-- START --

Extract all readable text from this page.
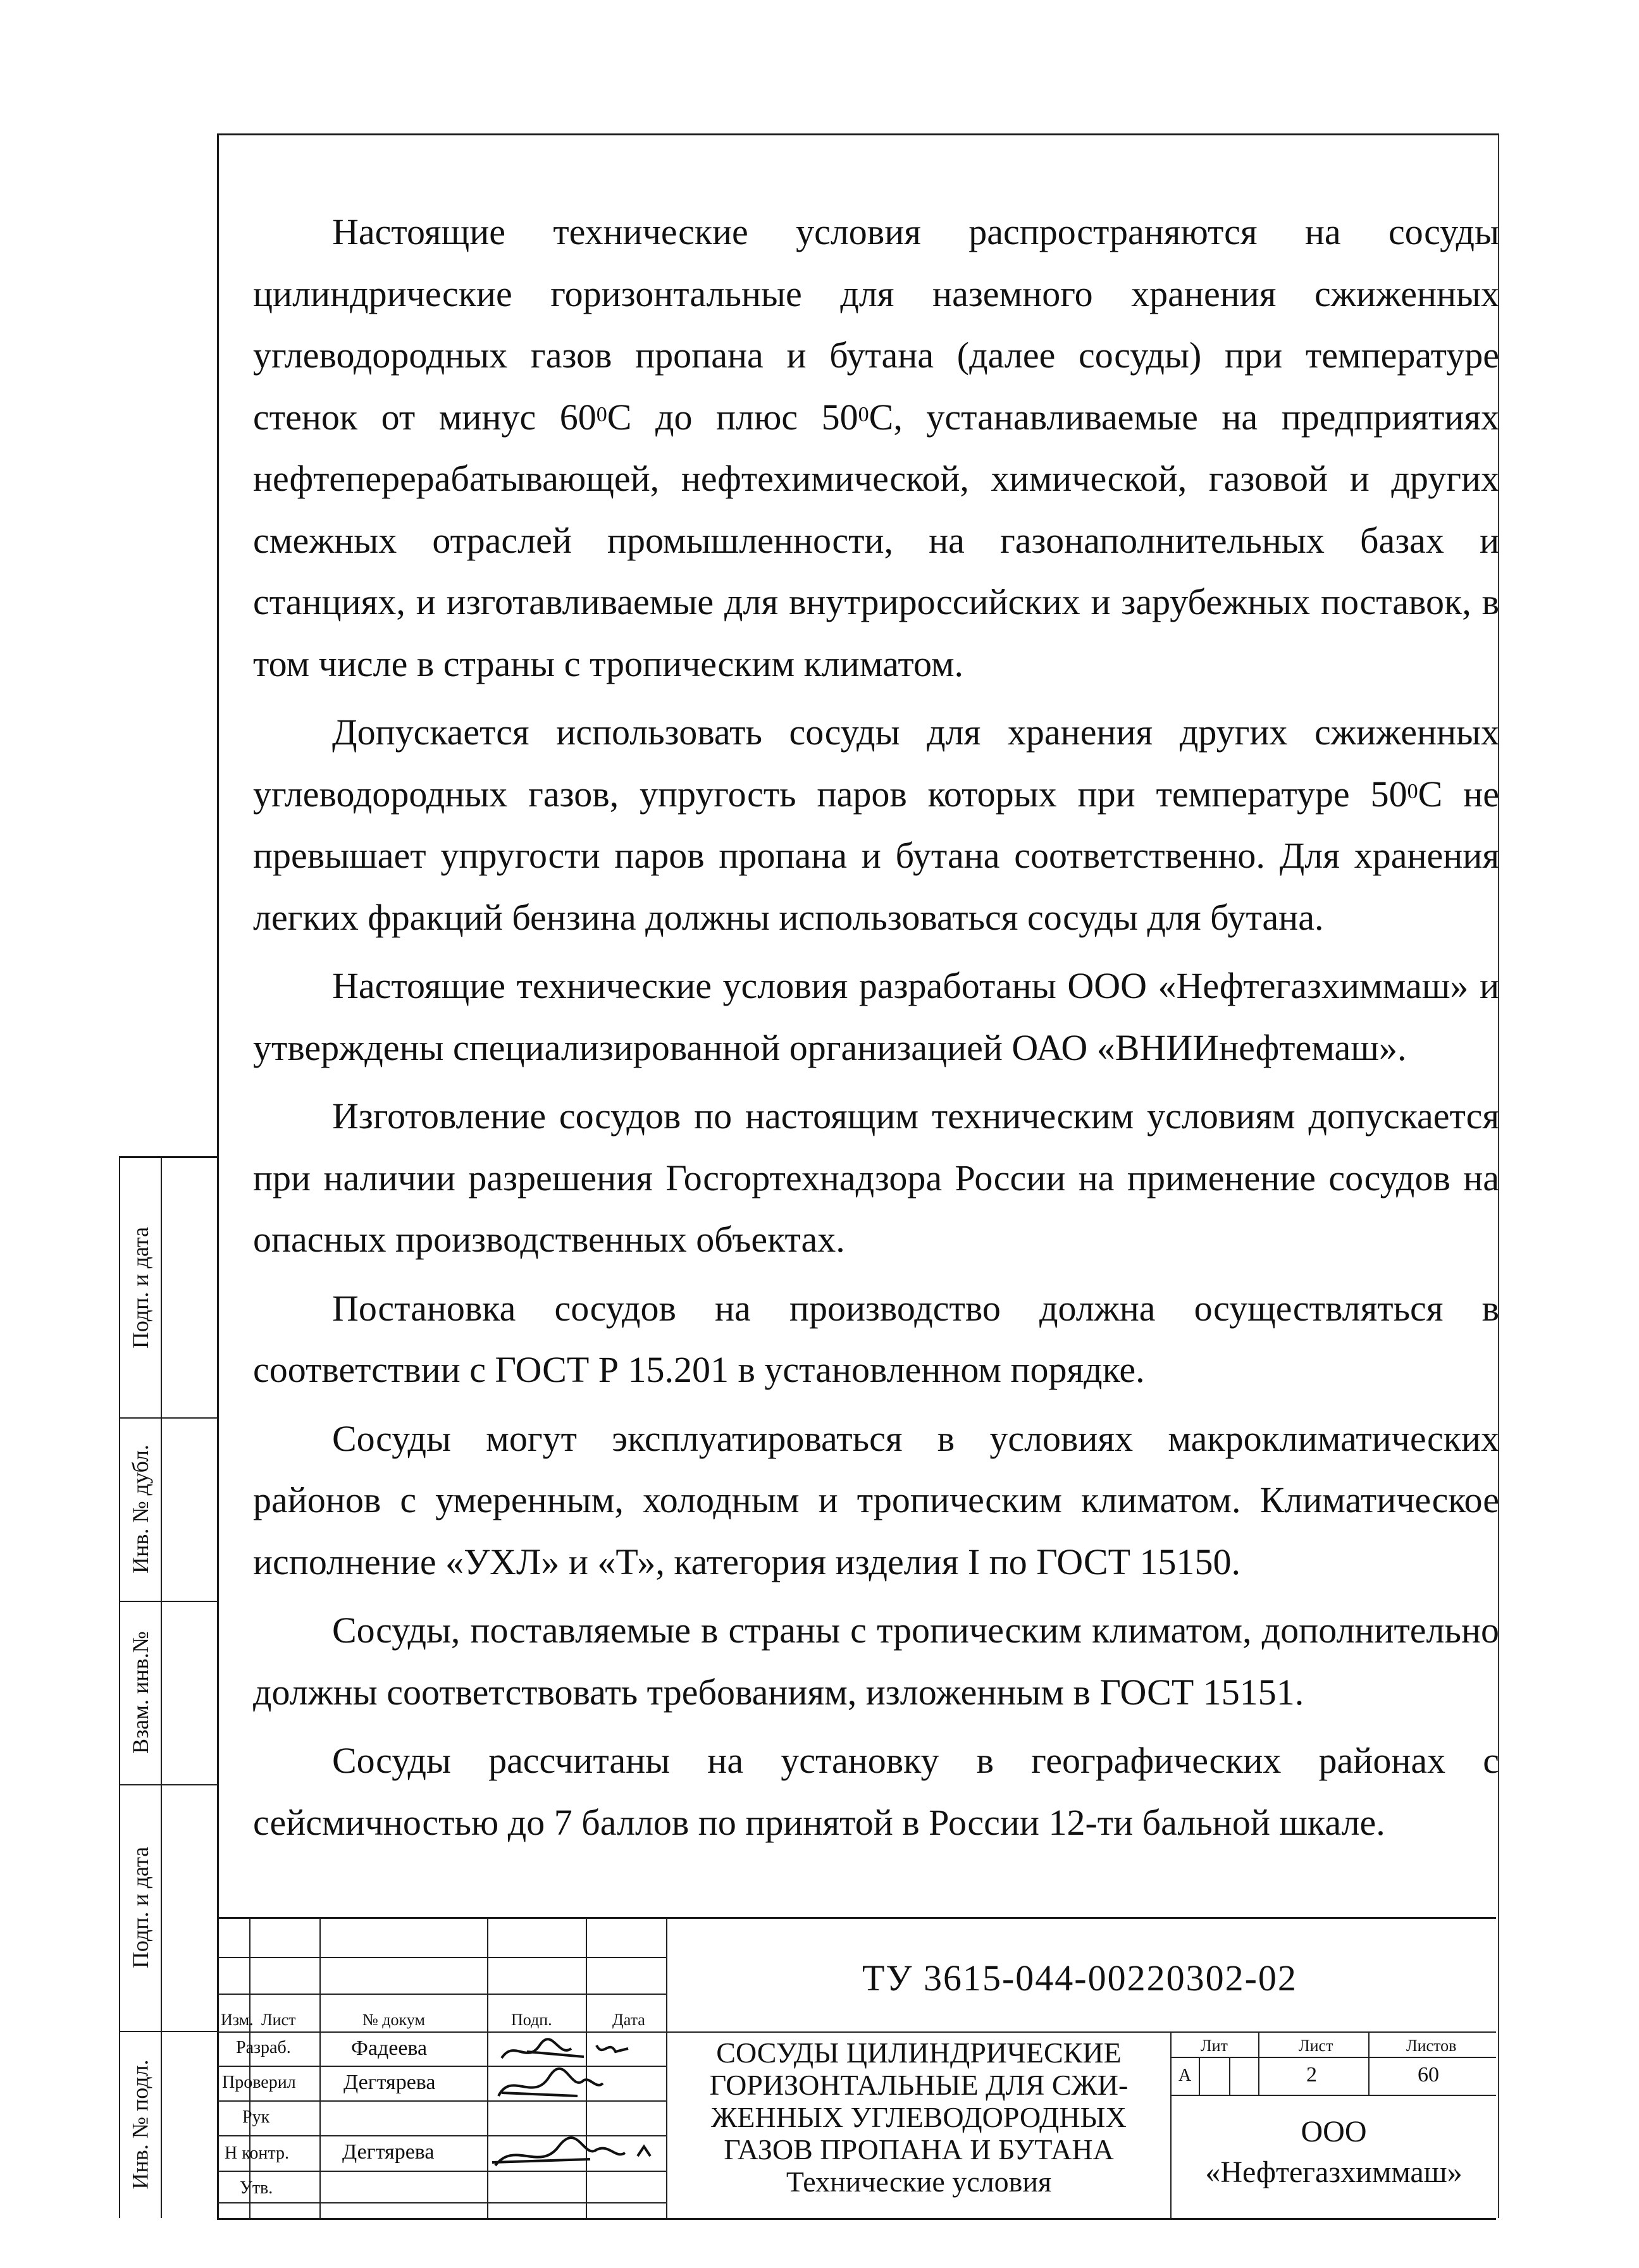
Настоящие технические условия распространяются на сосуды цилиндрические горизонтальные для наземного хранения сжиженных углеводородных газов пропана и бутана (далее сосуды) при температуре стенок от минус $60^0С$ до плюс $50^0С$, устанавливаемые на предприятиях нефтеперерабатывающей, нефтехимической, химической, газовой и других смежных отраслей промышленности, на газонаполнительных базах и станциях, и изготавливаемые для внутрироссийских и зарубежных поставок, в том числе в страны с тропическим климатом.

Допускается использовать сосуды для хранения других сжиженных углеводородных газов, упругость паров которых при температуре $50^0С$ не превышает упругости паров пропана и бутана соответственно. Для хранения легких фракций бензина должны использоваться сосуды для бутана.

Настоящие технические условия разработаны ООО «Нефтегазхиммаш» и утверждены специализированной организацией ОАО «ВНИИнефтемаш».

Изготовление сосудов по настоящим техническим условиям допускается при наличии разрешения Госгортехнадзора России на применение сосудов на опасных производственных объектах.

Постановка сосудов на производство должна осуществляться в соответствии с ГОСТ Р 15.201 в установленном порядке.

Сосуды могут эксплуатироваться в условиях макроклиматических районов с умеренным, холодным и тропическим климатом. Климатическое исполнение «УХЛ» и «Т», категория изделия I по ГОСТ 15150.

Сосуды, поставляемые в страны с тропическим климатом, дополнительно должны соответствовать требованиям, изложенным в ГОСТ 15151.

Сосуды рассчитаны на установку в географических районах с сейсмичностью до 7 баллов по принятой в России 12-ти бальной шкале.

Подп. и дата
Инв. № дубл.
Взам. инв.№
Подп. и дата
Инв. № подл.
ТУ 3615-044-00220302-02
Изм. Лист	№ докум	Подп.	Дата
Разраб.	Фадеева
Проверил Дегтярева
Рук
Н контр. Дегтярева
Утв.
СОСУДЫ ЦИЛИНДРИЧЕСКИЕ
ГОРИЗОНТАЛЬНЫЕ ДЛЯ СЖИ-
ЖЕННЫХ УГЛЕВОДОРОДНЫХ
ГАЗОВ ПРОПАНА И БУТАНА
Технические условия
Лит	Лист	Листов
А	2	60
ООО
«Нефтегазхиммаш»
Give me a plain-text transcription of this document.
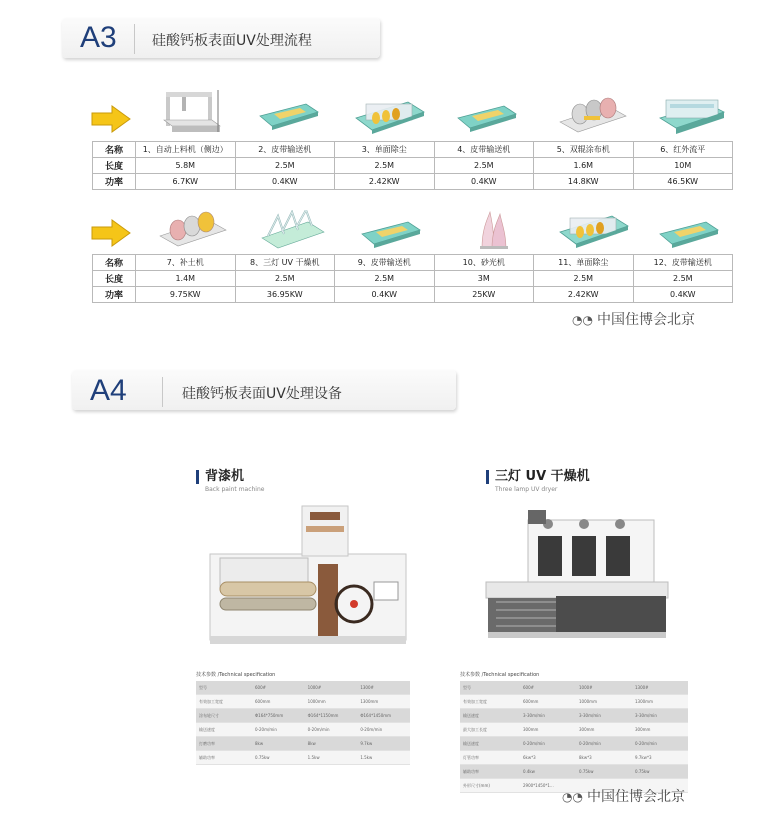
A3	硅酸钙板表面UV处理流程
名称	1、自动上料机（侧边）	2、皮带输送机	3、单面除尘	4、皮带输送机	5、双辊涂布机	6、红外流平
长度	5.8M	2.5M	2.5M	2.5M	1.6M	10M
功率	6.7KW	0.4KW	2.42KW	0.4KW	14.8KW	46.5KW
名称	7、补土机	8、三灯 UV 干燥机	9、皮带输送机	10、砂光机	11、单面除尘	12、皮带输送机
长度	1.4M	2.5M	2.5M	3M	2.5M	2.5M
功率	9.75KW	36.95KW	0.4KW	25KW	2.42KW	0.4KW
◔◔ 中国住博会北京
A4	硅酸钙板表面UV处理设备
背漆机
Back paint machine
技术参数 /Technical specification
型号	600#	1000#	1300#
有效加工宽度	600mm	1000mm	1300mm
涂布轮尺寸	Φ164*750mm	Φ164*1150mm	Φ164*1450mm
输送速度	0-20m/min	0-20m/min	0-20m/min
打磨功率	8kw	8kw	9.7kw
辅助功率	0.75kw	1.5kw	1.5kw
三灯 UV 干燥机
Three lamp UV dryer
技术参数 /Technical specification
型号	600#	1000#	1300#
有效加工宽度	600mm	1000mm	1300mm
输送速度	3-30m/min	3-30m/min	3-30m/min
最大加工长度	300mm	300mm	300mm
输送速度	0-20m/min	0-20m/min	0-20m/min
灯管功率	6kw*3	8kw*3	9.7kw*3
辅助功率	0.4kw	0.75kw	0.75kw
外形尺寸(mm)	2900*1450*1...		
◔◔ 中国住博会北京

-- END --

[Short problem] Copy every line of the entries above in which "皮带输送机" occurs.

[Finished exercise]
名称	1、自动上料机（侧边）	2、皮带输送机	3、单面除尘	4、皮带输送机	5、双辊涂布机	6、红外流平
名称	7、补土机	8、三灯 UV 干燥机	9、皮带输送机	10、砂光机	11、单面除尘	12、皮带输送机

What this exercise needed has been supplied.